▸ 出典抜粋:
━━━━━━━━
ドメイン登録業者が何をするのか理解するには, まずDNS(ドメイン・ネーム・システム)を理解する必要があります。 DNSはインターネット全体に分散するデータベース・システムで, ドメイン名やホスト名からIPアドレスなどを検索したり, 逆にIPアドレスからホスト名を検索したりすることができます。 例えば,ホスト名「ns.gcd.org」のIPアドレスを調べたい場合は, nslookupコマンドを実行すると, 「210.145.125.162」であることが分かります(図1)。 では, nslookupはどうやってIPアドレスを調べたのでしょうか?
% nslookup ns.gcd.org. Server: asao.gcd.org Address: 0.0.0.0 Name: ns.gcd.org Address: 210.145.125.162 |
図1 nslookupコマンドでネーム・サーバーへ問い合わせ |
ネーム・サーバーへの問い合わせを行うコマンドがnslookupです。 |
nslookupは, まず/etc/resolv.confファイルに書いてあるネーム・サーバーへ問い合わせます。 私のマシン(asao.gcd.org)の /etc/resolv.conf は図2のようになっています。
search gcd.org nameserver 0.0.0.0 nameserver 203.139.160.74 |
図2 /etc/resolv.confの設定 |
/etc/resolv.confファイルで使用するネーム・サーバーを指定します。 |
「nameserver 0.0.0.0」と書いてあるので, nslookup はまず nslookup が実行されたマシン (asao.gcd.org)上のネーム・サーバーへ問い合わせます。 問い合わせを受けたネーム・サーバーの動作には以下の2つの場合があります。
今回の場合, asao.gcd.org 上のネーム・サーバーは gcd.org ドメインのすべてのホスト名のIPアドレスを知っていますから, (1)の場合に該当します。 単に知っているIPアドレスをそのまま返すだけですから, 単純ですね。 では知らない場合はどうなるでしょうか。 例えば, 図3 の例のように知らないホスト名への問い合わせがあると, ネーム・サーバーは他のネーム・サーバーへ問い合わせるのですが, やみくもに問い合わせても回答が得られるとは限りません*9。 そこで, 最初に問い合わせるべきネーム・サーバーが決まっています。 この, 最初の窓口的ネーム・サーバーのことを, ルート(root)・サーバー*10と呼びます。
% nslookup dns.cybird.ne.jp. Server: asao.gcd.org Address: 0.0.0.0 Name: dns.cybird.ne.jp Address: 210.156.250.253 |
図3 他のネーム・サーバーへの問い合わせ |
自分の知らない情報を他のネーム・サーバーに問い合わせて解決している例です。 |
ルート・サーバーの一覧を得るには, 図4のように nslookup を実行します。 実行結果のうち,a.root-servers.net から m.root-servers.net までの 13個のネーム・サーバーがルート・サーバーです。 ルート・サーバーは全世界からの問い合わせに迅速に回答できるように, 13個もあって, それぞれインターネットの要所に配置されています。
━━━━━━━━
▸ 作業指示 A:
エントリの先頭行から「error-marker xyxy=(950,88,958,92)」を含む行までを、そのまま引用してください。両端の行も含めます。
出典抜粋とエントリは互いに関係がありません。
━━━━━━━━
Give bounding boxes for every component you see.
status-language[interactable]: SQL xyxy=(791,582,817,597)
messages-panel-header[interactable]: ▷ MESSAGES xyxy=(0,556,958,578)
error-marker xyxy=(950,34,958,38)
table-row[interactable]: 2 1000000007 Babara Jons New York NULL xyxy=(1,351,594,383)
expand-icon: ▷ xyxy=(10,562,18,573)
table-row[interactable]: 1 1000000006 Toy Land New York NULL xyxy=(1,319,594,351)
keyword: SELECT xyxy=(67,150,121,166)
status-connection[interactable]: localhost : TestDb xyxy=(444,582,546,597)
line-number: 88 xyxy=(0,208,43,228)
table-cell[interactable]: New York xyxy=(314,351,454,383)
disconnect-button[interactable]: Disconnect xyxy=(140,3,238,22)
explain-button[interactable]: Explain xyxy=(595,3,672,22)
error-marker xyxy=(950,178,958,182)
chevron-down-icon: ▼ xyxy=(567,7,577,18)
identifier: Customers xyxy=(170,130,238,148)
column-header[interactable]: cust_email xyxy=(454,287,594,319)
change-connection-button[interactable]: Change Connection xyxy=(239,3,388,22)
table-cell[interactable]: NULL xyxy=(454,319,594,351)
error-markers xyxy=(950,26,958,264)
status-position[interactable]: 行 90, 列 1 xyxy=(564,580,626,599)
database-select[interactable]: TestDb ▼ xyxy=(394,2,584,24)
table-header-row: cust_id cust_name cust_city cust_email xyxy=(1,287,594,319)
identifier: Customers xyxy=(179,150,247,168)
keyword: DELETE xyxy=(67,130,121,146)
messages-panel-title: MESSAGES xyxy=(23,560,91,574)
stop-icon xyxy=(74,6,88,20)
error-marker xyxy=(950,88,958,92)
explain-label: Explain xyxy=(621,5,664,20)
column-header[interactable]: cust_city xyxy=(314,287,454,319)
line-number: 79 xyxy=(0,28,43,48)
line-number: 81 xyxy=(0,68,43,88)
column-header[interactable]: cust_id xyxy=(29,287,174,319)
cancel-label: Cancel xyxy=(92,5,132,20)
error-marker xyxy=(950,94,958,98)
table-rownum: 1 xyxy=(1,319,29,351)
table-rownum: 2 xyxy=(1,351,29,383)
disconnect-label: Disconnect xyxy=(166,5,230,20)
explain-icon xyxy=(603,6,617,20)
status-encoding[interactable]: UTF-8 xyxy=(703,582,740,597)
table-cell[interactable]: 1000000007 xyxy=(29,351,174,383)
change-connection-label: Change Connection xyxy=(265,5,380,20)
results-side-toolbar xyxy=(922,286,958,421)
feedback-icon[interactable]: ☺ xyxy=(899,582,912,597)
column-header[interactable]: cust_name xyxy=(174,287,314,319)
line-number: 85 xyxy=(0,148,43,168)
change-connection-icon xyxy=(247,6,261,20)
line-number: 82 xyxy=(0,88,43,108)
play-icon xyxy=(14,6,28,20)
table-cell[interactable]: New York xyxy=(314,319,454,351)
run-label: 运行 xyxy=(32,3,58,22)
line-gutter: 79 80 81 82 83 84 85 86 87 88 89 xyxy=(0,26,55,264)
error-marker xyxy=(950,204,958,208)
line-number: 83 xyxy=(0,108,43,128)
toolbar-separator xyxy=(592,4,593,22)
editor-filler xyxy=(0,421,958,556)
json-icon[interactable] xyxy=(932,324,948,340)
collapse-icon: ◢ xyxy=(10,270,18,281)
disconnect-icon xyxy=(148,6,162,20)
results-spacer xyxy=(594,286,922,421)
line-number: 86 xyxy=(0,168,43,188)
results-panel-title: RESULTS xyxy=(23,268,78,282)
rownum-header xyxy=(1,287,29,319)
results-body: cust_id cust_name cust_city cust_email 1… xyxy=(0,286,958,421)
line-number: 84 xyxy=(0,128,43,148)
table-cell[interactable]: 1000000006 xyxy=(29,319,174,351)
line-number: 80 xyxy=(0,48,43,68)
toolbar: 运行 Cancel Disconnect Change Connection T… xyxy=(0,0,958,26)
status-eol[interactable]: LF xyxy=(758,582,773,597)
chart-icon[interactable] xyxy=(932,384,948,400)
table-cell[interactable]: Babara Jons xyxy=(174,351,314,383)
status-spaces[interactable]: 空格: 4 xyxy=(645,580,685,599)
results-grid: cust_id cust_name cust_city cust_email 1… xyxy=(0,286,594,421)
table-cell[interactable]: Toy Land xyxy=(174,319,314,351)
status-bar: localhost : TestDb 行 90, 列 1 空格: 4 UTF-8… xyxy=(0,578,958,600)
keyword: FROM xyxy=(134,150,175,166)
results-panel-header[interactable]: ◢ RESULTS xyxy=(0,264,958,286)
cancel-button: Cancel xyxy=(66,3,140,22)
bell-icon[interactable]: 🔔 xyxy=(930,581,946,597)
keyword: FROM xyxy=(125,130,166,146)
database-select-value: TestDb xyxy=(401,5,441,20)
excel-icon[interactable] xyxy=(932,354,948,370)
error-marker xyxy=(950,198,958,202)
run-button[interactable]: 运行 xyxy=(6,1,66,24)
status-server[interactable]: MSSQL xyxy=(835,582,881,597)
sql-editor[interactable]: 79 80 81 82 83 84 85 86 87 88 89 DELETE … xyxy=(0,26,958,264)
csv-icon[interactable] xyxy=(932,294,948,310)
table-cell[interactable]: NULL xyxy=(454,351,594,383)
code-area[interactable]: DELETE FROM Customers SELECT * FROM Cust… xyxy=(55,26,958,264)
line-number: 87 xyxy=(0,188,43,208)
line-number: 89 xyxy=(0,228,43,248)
━━━━━━━━
▸ 作業指示 B:
出典抜粋に出てくるIPアドレスを、重複を除いてすべて挙げてください。

▸ 解答 A:
Give bounding boxes for every component you see.
status-language[interactable]: SQL xyxy=(791,582,817,597)
messages-panel-header[interactable]: ▷ MESSAGES xyxy=(0,556,958,578)
error-marker xyxy=(950,34,958,38)
table-row[interactable]: 2 1000000007 Babara Jons New York NULL xyxy=(1,351,594,383)
expand-icon: ▷ xyxy=(10,562,18,573)
table-row[interactable]: 1 1000000006 Toy Land New York NULL xyxy=(1,319,594,351)
keyword: SELECT xyxy=(67,150,121,166)
status-connection[interactable]: localhost : TestDb xyxy=(444,582,546,597)
line-number: 88 xyxy=(0,208,43,228)
table-cell[interactable]: New York xyxy=(314,351,454,383)
disconnect-button[interactable]: Disconnect xyxy=(140,3,238,22)
explain-button[interactable]: Explain xyxy=(595,3,672,22)
error-marker xyxy=(950,178,958,182)
chevron-down-icon: ▼ xyxy=(567,7,577,18)
identifier: Customers xyxy=(170,130,238,148)
column-header[interactable]: cust_email xyxy=(454,287,594,319)
change-connection-button[interactable]: Change Connection xyxy=(239,3,388,22)
table-cell[interactable]: NULL xyxy=(454,319,594,351)
error-markers xyxy=(950,26,958,264)
status-position[interactable]: 行 90, 列 1 xyxy=(564,580,626,599)
database-select[interactable]: TestDb ▼ xyxy=(394,2,584,24)
table-header-row: cust_id cust_name cust_city cust_email xyxy=(1,287,594,319)
identifier: Customers xyxy=(179,150,247,168)
keyword: DELETE xyxy=(67,130,121,146)
messages-panel-title: MESSAGES xyxy=(23,560,91,574)
stop-icon xyxy=(74,6,88,20)
error-marker xyxy=(950,88,958,92)

▸ 解答 B:
210.145.125.162
0.0.0.0
203.139.160.74
210.156.250.253